| Passage to read |
******************************
Once it became clear in the early going that Esparza was unable to take Jedrzejczyk down, the fight was over. Forced to stand with a six-time Muay Thai world champion, Esparza had no answer for her opponents range and power. It made for uncomfortable viewing as Joe Rogan referred to Esparza as a sitting duck. She was.

Esparza landed six strikes in the entirety of the almost two-round bout. Jedrzejczyk landed 55. With less then a minute left in the second round Esparza was taking a relentless pounding and the bout was stopped. We had a new champion, and she was one with a swagger.

One performance so dominant that it had fans all over social media suggesting already that Jedrzejczyk was unbeatable and would smash everyone put in front of her in quick-time. Her contentious decision win over Claudia Gadelha was wiped from the minds of those who saw it. Nobody had a hope of defeating Jedrzejczyk, so they said.

That was certainly the feeling ahead of the champion’s first defense against Jessica Penne in Berlin in June. The former Invicta atomweight champion was courageous, but that can only get you so far. Jedrzejczyk was already getting the better of things when a fight altering elbow crushed the challenger’s nose in round two. That only motivated Jedrzejczyk to pick up the pace, pouring it on with relentless force. Eventually late in the third round the fight was stopped. Jedrzejczyk was outstanding. Penne was a bloody mess.
******************************
| Listed records |
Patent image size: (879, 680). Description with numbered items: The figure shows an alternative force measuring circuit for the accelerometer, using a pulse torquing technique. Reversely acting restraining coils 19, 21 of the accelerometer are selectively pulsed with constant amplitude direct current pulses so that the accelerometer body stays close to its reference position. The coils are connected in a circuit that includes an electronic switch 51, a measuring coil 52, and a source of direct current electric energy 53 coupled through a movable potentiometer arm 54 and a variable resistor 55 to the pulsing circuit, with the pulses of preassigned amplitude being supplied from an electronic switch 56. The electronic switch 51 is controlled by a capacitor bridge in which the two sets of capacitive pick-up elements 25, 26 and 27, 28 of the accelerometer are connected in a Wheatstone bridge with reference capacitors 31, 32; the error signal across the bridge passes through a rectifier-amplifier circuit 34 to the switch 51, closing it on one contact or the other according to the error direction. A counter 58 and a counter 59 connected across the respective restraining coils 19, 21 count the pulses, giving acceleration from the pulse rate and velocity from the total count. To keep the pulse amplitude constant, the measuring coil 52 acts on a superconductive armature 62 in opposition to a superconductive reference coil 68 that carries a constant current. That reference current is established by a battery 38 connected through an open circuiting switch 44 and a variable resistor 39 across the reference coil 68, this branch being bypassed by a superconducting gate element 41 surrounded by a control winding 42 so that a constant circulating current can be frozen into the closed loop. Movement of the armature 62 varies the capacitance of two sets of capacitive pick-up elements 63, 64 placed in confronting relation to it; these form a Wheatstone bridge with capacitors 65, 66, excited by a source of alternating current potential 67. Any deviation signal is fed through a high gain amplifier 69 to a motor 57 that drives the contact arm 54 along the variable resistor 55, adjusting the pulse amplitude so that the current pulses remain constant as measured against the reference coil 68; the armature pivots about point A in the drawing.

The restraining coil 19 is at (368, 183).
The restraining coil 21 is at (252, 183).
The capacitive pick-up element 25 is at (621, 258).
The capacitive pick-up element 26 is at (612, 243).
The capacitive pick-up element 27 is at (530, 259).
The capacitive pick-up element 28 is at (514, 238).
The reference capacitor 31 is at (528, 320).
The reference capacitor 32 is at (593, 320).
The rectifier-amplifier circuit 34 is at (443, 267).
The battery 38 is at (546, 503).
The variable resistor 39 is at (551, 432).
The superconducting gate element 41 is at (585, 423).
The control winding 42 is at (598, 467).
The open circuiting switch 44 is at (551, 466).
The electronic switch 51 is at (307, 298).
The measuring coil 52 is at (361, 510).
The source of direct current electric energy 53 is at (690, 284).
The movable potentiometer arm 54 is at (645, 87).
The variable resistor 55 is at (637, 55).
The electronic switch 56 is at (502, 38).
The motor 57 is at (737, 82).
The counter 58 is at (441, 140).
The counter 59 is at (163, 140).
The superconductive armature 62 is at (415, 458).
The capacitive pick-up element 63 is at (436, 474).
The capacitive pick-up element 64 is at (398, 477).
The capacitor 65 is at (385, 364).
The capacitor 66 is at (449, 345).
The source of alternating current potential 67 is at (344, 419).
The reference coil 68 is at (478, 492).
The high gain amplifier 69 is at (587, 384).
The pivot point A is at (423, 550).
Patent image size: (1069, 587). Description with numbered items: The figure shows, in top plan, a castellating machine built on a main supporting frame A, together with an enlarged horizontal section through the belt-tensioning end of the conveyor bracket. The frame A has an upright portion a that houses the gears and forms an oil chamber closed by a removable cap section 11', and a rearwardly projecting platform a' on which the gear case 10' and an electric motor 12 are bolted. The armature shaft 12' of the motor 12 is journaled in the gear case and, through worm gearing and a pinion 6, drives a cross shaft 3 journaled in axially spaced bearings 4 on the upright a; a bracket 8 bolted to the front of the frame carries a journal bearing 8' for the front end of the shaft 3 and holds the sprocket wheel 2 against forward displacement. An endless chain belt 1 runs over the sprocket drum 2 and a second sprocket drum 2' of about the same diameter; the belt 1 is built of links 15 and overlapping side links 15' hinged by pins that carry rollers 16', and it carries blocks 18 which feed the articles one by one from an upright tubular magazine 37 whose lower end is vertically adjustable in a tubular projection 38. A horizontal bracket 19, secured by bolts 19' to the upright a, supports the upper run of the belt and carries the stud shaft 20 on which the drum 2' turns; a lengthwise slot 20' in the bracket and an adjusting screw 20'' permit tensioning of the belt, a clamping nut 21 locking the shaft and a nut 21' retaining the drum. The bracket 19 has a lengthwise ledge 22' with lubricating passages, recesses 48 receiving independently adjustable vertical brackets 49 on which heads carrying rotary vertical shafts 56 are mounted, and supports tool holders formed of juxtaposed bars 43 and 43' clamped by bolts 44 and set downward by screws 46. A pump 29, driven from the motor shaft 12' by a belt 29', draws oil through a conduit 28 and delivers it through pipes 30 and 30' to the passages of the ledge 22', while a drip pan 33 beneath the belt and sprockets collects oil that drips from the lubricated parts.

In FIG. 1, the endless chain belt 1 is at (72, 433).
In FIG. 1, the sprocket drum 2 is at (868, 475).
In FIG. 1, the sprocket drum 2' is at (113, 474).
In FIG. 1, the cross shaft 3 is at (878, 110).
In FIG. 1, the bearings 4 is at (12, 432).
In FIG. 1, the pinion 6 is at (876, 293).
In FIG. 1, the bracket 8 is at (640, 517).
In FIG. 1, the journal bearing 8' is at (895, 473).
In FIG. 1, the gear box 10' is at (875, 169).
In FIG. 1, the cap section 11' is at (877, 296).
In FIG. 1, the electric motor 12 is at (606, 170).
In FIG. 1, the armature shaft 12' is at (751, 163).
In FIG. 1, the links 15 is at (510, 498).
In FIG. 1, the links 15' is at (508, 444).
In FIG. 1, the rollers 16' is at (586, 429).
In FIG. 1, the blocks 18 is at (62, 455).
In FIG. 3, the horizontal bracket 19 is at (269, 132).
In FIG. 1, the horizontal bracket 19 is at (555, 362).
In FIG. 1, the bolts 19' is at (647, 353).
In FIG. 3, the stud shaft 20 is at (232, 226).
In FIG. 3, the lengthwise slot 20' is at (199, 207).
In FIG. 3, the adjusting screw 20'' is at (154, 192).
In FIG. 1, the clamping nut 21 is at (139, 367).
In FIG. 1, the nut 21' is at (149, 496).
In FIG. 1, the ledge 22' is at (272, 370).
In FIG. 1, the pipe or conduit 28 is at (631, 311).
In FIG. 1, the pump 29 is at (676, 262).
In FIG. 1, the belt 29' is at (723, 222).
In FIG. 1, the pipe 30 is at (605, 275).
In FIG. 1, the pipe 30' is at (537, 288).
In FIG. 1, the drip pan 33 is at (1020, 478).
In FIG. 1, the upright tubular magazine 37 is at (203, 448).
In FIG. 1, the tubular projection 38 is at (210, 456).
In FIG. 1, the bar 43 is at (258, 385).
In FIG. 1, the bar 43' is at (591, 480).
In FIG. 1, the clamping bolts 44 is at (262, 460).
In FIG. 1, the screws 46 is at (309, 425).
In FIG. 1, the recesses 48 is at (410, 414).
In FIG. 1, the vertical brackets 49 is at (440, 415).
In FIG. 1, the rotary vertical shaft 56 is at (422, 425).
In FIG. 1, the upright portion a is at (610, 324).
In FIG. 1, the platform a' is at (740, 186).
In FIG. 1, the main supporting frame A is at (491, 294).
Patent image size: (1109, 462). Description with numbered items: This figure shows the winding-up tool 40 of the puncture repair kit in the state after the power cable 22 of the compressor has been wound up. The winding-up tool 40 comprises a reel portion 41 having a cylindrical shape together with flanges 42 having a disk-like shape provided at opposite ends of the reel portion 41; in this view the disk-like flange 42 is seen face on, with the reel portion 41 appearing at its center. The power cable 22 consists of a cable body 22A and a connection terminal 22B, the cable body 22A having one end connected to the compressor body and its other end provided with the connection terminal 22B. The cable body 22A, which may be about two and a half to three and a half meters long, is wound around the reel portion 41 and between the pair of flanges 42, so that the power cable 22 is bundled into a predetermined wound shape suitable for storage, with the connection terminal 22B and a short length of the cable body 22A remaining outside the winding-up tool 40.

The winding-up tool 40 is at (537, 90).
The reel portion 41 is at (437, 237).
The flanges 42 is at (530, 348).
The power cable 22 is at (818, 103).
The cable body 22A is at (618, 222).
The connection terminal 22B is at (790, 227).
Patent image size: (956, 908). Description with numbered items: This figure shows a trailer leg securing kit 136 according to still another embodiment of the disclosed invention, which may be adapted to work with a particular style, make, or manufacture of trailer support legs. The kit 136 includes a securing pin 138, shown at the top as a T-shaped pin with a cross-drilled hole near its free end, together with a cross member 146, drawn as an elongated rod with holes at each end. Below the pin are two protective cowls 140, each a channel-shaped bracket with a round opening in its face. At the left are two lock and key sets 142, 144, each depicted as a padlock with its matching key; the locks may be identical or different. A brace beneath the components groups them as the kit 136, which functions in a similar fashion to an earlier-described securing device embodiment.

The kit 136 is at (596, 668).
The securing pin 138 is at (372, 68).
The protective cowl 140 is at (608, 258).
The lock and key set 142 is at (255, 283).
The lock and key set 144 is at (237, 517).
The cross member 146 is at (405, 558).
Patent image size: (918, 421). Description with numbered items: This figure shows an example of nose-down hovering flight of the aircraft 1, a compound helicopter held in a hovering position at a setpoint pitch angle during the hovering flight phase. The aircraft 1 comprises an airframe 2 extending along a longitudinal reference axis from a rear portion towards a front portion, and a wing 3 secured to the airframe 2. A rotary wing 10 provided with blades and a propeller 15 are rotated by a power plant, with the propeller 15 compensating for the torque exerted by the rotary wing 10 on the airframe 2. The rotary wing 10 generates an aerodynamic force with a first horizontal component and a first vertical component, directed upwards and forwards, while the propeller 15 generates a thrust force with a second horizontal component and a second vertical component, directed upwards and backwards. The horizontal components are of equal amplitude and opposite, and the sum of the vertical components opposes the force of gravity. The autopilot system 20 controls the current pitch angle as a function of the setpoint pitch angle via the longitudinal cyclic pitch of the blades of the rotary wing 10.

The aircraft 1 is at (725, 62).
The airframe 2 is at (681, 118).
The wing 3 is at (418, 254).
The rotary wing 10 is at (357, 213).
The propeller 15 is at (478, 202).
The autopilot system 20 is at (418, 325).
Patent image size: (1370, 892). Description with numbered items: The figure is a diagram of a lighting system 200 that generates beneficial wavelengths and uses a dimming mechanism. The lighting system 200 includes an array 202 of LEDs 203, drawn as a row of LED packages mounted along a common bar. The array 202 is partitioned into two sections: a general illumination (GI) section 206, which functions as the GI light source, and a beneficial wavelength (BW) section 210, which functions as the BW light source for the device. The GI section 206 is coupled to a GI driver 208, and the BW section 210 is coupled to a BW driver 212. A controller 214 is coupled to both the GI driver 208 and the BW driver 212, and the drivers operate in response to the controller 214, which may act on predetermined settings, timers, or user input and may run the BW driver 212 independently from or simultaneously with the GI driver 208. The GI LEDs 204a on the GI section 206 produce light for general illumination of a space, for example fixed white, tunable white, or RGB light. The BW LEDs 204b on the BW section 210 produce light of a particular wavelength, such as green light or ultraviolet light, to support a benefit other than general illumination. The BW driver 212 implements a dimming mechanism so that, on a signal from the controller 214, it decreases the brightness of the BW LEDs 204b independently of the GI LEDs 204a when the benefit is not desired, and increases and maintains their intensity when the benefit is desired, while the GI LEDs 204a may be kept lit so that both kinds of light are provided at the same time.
******************************
| Problem A |
In the passage about Jedrzejczyk's fights, where did her first title defense against Jessica Penne take place?
| Problem B |
From the passage about Jedrzejczyk's fights, return the stretch from "One performance so" through "a bloody mess.".
| Problem C |
Take the passage about Jedrzejczyk's fights further, continuing on from its last sentence.

| Written answer A |
In Berlin, in June.

| Written answer B |
One performance so dominant that it had fans all over social media suggesting already that Jedrzejczyk was unbeatable and would smash everyone put in front of her in quick-time. Her contentious decision win over Claudia Gadelha was wiped from the minds of those who saw it. Nobody had a hope of defeating Jedrzejczyk, so they said.

That was certainly the feeling ahead of the champion’s first defense against Jessica Penne in Berlin in June. The former Invicta atomweight champion was courageous, but that can only get you so far. Jedrzejczyk was already getting the better of things when a fight altering elbow crushed the challenger’s nose in round two. That only motivated Jedrzejczyk to pick up the pace, pouring it on with relentless force. Eventually late in the third round the fight was stopped. Jedrzejczyk was outstanding. Penne was a bloody mess.

| Written answer C |
That victory capped a run of five wins in little more than twelve months for the fighter now referred to as either Joanna Champion or Joanna Violence, as much for who she was as the difficulty in spelling and pronouncing her surname. An extended break seemed likely, and hand surgery meant a short-term one was mandatory.

However the UFC were keen to serve up their most thrilling champion as the supporting feature on the next Ronda Rousey headlined pay-per-view. When that was bought forward to November in Melbourne, Jedrzejczyk came along for the ride. Valerie Letourneau was the most suitable of the available options, and the fight was made for UFC 193.

Letourneau had come down from bantamweight and was a big, physically imposing fighter who had displayed genuine toughness in her three previous UFC wins. More than that though, Letourneau was a skilled striker not afraid to stand and trade with anyone. It was a very different challenge to that which Jedrezjczyk had faced in previous championship fights, but it was one she would prove capable of handling.

Over five gruelling rounds Jedrzejczyk landed 227 strikes to Letourneau’s 120. Jedrzejczyk’s mark of 220 significant strikes landed was the most ever in a UFC championship fight. Not bad for a fighter who broke their hand early in the fight.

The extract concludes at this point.